====== Data excerpts ======

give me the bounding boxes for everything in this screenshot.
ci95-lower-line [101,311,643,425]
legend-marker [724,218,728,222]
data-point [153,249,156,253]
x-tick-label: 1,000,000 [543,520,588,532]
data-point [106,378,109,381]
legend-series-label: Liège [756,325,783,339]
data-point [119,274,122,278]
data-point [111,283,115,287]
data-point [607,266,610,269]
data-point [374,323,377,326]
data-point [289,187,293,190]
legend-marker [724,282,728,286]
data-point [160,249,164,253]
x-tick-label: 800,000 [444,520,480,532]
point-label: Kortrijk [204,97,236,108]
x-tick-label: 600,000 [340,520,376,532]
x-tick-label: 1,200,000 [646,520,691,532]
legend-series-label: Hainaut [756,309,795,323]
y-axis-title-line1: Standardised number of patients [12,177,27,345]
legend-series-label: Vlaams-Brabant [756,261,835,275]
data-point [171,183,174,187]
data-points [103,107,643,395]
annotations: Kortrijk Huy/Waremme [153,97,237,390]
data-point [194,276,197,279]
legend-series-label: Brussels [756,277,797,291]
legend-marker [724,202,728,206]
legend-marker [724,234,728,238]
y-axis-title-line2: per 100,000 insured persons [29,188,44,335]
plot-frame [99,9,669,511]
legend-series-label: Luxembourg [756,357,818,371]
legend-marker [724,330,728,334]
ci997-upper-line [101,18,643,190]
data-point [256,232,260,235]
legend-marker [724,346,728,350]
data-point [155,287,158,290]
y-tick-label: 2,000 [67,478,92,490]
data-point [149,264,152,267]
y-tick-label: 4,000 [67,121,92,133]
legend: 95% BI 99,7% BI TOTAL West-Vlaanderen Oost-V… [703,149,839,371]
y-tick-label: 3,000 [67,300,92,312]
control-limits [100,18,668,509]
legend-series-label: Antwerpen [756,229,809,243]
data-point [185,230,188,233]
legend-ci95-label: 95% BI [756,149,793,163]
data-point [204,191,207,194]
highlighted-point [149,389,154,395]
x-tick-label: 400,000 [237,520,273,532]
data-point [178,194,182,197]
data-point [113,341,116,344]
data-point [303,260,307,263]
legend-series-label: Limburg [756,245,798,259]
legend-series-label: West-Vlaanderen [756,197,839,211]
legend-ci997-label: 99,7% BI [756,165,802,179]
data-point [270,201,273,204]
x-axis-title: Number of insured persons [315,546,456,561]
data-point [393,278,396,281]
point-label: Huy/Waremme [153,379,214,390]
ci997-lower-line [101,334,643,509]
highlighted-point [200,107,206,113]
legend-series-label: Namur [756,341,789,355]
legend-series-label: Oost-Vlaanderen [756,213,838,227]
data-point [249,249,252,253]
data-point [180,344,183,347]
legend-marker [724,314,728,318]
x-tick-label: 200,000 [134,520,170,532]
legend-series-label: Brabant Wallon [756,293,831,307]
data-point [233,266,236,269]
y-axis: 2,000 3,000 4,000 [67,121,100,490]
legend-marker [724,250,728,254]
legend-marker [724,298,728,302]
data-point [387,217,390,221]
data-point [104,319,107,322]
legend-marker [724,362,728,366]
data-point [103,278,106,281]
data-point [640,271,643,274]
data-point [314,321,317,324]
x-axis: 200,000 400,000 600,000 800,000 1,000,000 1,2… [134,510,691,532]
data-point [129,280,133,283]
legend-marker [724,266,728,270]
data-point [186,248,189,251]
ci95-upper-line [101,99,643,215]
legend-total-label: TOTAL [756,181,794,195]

======

Work to complete: Retype every line above with nothing changed.

Expected output:
give me the bounding boxes for everything in this screenshot.
ci95-lower-line [101,311,643,425]
legend-marker [724,218,728,222]
data-point [153,249,156,253]
x-tick-label: 1,000,000 [543,520,588,532]
data-point [106,378,109,381]
legend-series-label: Liège [756,325,783,339]
data-point [119,274,122,278]
data-point [111,283,115,287]
data-point [607,266,610,269]
data-point [374,323,377,326]
data-point [289,187,293,190]
legend-marker [724,282,728,286]
data-point [160,249,164,253]
x-tick-label: 800,000 [444,520,480,532]
point-label: Kortrijk [204,97,236,108]
x-tick-label: 600,000 [340,520,376,532]
x-tick-label: 1,200,000 [646,520,691,532]
legend-series-label: Hainaut [756,309,795,323]
y-axis-title-line1: Standardised number of patients [12,177,27,345]
legend-series-label: Vlaams-Brabant [756,261,835,275]
data-point [171,183,174,187]
data-points [103,107,643,395]
annotations: Kortrijk Huy/Waremme [153,97,237,390]
data-point [194,276,197,279]
legend-series-label: Brussels [756,277,797,291]
legend-marker [724,202,728,206]
legend-marker [724,234,728,238]
y-axis-title-line2: per 100,000 insured persons [29,188,44,335]
plot-frame [99,9,669,511]
legend-series-label: Luxembourg [756,357,818,371]
legend-marker [724,330,728,334]
ci997-upper-line [101,18,643,190]
data-point [256,232,260,235]
legend-marker [724,346,728,350]
data-point [155,287,158,290]
y-tick-label: 2,000 [67,478,92,490]
data-point [149,264,152,267]
y-tick-label: 4,000 [67,121,92,133]
legend: 95% BI 99,7% BI TOTAL West-Vlaanderen Oost-V… [703,149,839,371]
y-tick-label: 3,000 [67,300,92,312]
control-limits [100,18,668,509]
legend-series-label: Antwerpen [756,229,809,243]
data-point [185,230,188,233]
legend-ci95-label: 95% BI [756,149,793,163]
data-point [204,191,207,194]
highlighted-point [149,389,154,395]
x-tick-label: 400,000 [237,520,273,532]
data-point [178,194,182,197]
data-point [113,341,116,344]
data-point [303,260,307,263]
legend-series-label: Limburg [756,245,798,259]
legend-series-label: West-Vlaanderen [756,197,839,211]
legend-ci997-label: 99,7% BI [756,165,802,179]
data-point [270,201,273,204]
x-axis-title: Number of insured persons [315,546,456,561]
data-point [393,278,396,281]
point-label: Huy/Waremme [153,379,214,390]
ci997-lower-line [101,334,643,509]
highlighted-point [200,107,206,113]
legend-series-label: Namur [756,341,789,355]
legend-series-label: Oost-Vlaanderen [756,213,838,227]
data-point [249,249,252,253]
data-point [180,344,183,347]
legend-marker [724,314,728,318]
x-tick-label: 200,000 [134,520,170,532]
legend-series-label: Brabant Wallon [756,293,831,307]
data-point [233,266,236,269]
y-axis: 2,000 3,000 4,000 [67,121,100,490]
legend-marker [724,250,728,254]
legend-marker [724,298,728,302]
data-point [387,217,390,221]
data-point [104,319,107,322]
legend-marker [724,362,728,366]
data-point [103,278,106,281]
data-point [640,271,643,274]
data-point [314,321,317,324]
x-axis: 200,000 400,000 600,000 800,000 1,000,000 1,2… [134,510,691,532]
data-point [129,280,133,283]
legend-marker [724,266,728,270]
data-point [186,248,189,251]
ci95-upper-line [101,99,643,215]
legend-total-label: TOTAL [756,181,794,195]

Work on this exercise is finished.